**Required task**. Go through the listing and copy each line with the string "desc".

**Exercise input**.
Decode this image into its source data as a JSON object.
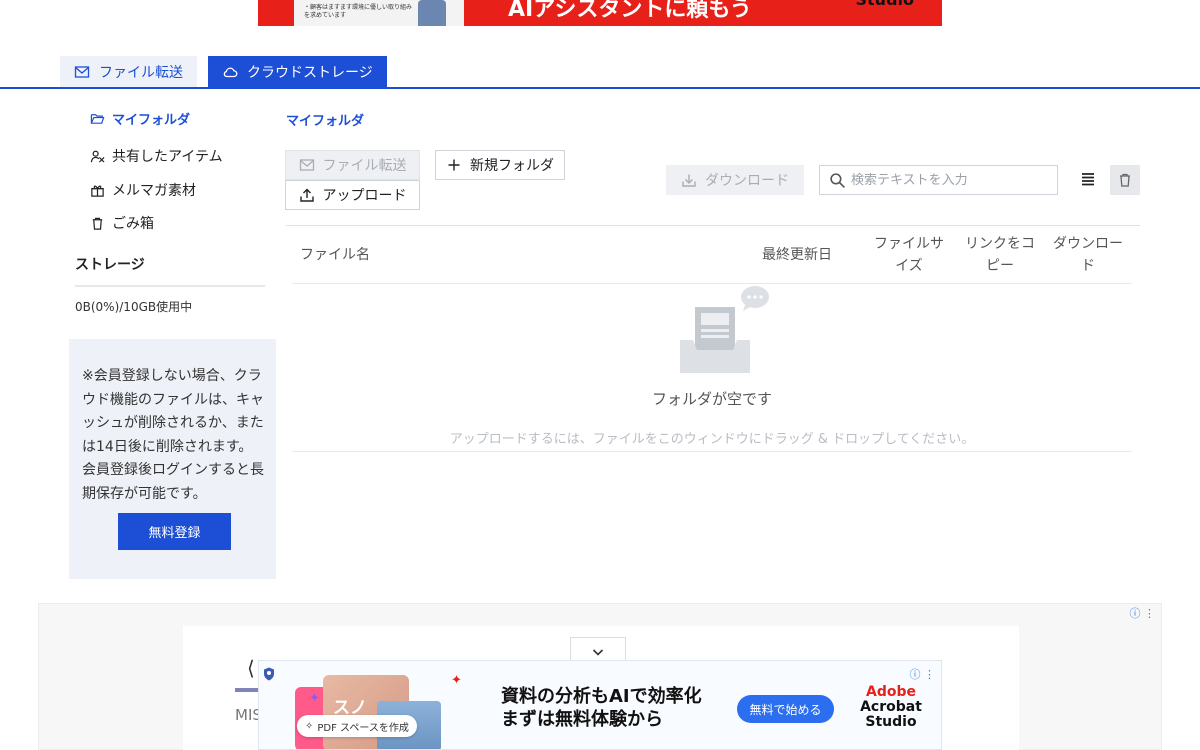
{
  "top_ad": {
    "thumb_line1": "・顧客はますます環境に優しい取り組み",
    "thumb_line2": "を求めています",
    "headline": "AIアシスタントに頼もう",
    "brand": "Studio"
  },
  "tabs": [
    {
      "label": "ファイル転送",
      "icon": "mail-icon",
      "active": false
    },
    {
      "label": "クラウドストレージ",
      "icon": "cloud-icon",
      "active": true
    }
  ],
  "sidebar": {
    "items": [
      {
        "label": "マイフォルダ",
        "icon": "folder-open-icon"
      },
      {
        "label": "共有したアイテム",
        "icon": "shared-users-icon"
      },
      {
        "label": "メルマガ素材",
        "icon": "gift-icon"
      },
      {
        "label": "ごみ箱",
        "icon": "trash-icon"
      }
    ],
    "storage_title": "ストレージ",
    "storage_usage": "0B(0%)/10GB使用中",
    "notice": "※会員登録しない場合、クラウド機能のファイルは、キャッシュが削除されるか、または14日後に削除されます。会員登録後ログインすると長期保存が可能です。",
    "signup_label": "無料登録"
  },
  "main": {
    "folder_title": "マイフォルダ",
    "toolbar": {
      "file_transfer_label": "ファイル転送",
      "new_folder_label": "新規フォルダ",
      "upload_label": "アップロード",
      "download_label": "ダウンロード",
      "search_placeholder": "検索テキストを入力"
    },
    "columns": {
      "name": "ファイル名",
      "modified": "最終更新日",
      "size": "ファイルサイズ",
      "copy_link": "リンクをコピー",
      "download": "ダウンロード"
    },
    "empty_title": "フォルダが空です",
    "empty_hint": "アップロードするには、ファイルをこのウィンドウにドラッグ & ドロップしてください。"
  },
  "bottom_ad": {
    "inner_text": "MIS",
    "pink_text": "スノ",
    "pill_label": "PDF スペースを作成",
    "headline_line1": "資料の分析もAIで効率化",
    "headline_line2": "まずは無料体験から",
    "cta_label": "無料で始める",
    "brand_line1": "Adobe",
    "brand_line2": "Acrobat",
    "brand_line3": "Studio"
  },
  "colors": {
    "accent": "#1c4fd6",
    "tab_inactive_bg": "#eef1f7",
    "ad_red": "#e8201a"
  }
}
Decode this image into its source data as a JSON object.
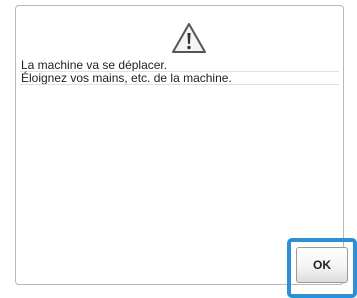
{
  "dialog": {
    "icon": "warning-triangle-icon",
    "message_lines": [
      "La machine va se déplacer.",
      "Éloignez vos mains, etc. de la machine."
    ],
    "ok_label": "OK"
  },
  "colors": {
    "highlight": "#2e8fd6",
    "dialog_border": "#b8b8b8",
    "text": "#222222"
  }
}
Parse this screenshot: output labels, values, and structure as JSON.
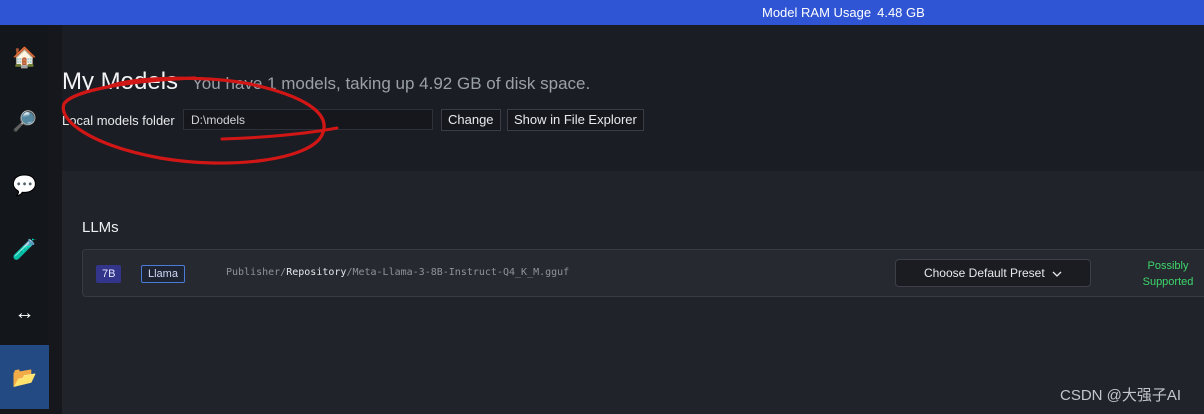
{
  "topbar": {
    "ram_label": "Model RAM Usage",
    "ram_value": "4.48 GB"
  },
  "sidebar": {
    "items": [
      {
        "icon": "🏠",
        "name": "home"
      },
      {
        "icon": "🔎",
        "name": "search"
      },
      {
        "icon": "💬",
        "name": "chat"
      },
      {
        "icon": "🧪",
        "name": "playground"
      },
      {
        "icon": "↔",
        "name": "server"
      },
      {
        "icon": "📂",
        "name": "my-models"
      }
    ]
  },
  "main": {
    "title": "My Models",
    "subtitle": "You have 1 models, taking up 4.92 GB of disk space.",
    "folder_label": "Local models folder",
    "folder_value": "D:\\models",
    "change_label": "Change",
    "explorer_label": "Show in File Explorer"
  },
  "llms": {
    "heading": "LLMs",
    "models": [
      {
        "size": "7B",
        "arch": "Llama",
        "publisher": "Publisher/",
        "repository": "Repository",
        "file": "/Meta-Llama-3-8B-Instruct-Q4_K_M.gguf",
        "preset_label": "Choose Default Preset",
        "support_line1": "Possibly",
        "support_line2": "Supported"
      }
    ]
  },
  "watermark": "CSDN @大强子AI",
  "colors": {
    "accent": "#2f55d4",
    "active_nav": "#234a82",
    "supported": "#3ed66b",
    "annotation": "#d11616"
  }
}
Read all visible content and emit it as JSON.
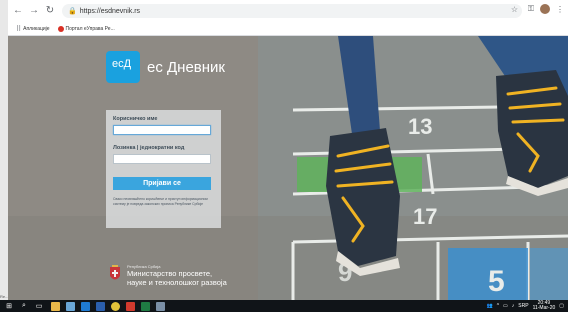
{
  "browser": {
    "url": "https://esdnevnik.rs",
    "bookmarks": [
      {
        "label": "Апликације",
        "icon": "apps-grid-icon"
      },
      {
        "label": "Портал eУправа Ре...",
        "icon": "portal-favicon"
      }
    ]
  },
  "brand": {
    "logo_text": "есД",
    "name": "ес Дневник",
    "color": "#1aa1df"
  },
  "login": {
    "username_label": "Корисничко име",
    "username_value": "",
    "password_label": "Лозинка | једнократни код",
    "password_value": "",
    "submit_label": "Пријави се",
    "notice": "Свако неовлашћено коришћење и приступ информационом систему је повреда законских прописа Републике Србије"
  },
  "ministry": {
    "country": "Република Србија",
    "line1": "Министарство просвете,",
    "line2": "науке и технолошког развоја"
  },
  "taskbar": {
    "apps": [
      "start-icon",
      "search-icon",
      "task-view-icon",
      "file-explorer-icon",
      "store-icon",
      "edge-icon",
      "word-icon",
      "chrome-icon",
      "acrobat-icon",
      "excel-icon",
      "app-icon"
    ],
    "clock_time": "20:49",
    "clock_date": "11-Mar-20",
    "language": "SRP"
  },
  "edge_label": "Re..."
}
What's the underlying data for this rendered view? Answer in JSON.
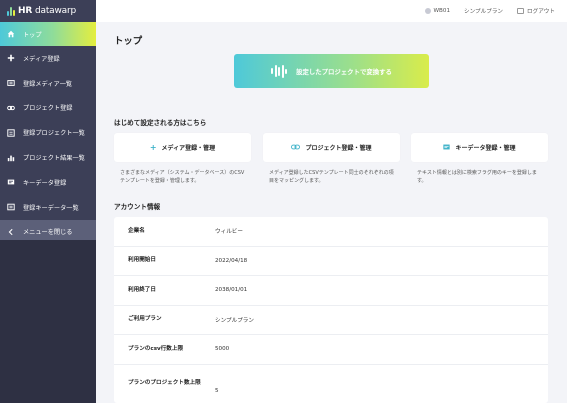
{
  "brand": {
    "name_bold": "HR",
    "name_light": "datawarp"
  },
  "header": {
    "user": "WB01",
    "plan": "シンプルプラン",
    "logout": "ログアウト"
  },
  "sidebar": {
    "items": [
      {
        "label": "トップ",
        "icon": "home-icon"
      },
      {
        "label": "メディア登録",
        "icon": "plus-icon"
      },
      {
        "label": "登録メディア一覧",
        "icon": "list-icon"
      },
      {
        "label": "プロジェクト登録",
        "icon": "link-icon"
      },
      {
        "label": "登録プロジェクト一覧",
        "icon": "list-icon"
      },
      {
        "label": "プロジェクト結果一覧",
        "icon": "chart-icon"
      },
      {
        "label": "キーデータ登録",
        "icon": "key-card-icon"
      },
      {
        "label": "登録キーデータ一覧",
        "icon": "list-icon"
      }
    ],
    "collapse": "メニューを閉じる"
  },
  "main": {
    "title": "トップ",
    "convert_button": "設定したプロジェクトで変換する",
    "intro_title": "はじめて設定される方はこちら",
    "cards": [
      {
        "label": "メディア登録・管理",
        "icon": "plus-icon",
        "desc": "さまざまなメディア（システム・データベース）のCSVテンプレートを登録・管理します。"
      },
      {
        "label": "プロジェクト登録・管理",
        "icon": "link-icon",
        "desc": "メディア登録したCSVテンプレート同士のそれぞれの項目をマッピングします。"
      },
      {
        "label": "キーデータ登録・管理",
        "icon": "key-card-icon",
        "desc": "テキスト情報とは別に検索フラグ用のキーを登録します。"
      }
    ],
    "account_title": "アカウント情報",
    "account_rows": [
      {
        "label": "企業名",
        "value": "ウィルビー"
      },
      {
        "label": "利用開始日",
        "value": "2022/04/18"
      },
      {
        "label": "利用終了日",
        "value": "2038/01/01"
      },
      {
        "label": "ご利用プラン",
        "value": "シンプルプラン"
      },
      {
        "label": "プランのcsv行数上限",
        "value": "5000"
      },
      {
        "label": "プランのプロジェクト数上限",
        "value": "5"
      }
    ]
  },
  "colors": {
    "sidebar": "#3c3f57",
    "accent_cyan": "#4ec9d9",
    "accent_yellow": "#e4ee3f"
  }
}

**Solution**.
        "desc": "さまざまなメディア（システム・データベース）のCSVテンプレートを登録・管理します。"
        "desc": "メディア登録したCSVテンプレート同士のそれぞれの項目をマッピングします。"
        "desc": "テキスト情報とは別に検索フラグ用のキーを登録します。"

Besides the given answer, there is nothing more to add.